Records shown —
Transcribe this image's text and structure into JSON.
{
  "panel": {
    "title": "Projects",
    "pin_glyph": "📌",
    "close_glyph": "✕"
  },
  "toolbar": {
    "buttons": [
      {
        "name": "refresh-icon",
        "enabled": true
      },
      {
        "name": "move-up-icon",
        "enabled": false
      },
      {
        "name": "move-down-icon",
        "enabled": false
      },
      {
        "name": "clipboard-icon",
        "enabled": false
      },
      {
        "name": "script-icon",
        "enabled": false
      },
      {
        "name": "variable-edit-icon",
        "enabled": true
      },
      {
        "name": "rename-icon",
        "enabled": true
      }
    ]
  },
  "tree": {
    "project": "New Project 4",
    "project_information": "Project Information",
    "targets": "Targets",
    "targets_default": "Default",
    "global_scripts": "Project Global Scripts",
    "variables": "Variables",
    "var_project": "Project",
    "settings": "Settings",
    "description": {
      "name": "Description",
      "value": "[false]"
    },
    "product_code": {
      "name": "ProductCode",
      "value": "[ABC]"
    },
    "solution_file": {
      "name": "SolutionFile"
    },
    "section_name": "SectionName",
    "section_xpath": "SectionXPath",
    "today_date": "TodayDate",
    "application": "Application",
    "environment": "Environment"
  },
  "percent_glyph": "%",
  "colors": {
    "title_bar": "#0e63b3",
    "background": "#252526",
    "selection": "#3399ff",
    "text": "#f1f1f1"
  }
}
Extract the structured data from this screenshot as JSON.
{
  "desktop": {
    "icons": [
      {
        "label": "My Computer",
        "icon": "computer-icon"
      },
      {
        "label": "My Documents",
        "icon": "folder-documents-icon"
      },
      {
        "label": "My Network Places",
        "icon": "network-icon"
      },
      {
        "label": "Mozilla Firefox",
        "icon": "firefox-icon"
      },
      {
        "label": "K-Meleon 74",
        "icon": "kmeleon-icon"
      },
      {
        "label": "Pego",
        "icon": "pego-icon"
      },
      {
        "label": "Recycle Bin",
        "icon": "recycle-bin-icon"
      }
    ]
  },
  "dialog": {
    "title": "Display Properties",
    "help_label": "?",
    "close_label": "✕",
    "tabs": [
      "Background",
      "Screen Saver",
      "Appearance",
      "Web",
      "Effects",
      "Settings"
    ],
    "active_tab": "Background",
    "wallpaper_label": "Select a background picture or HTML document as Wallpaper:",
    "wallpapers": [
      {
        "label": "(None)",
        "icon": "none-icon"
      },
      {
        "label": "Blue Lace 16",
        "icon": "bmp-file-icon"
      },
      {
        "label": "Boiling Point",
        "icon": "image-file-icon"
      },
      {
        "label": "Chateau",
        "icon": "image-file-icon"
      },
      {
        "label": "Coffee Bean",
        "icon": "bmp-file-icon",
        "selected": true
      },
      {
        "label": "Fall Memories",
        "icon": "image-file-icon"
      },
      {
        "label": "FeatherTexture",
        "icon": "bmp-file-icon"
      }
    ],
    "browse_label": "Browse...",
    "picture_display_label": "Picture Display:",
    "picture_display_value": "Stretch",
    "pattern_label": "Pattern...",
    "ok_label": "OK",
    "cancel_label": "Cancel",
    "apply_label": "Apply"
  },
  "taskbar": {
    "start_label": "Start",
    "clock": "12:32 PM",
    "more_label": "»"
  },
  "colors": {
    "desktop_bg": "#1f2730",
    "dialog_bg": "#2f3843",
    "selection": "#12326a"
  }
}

Set task —
Gather from the data above every line with the string "selection".

Exercise answer —
    "selection": "#3399ff",
    "selection": "#12326a"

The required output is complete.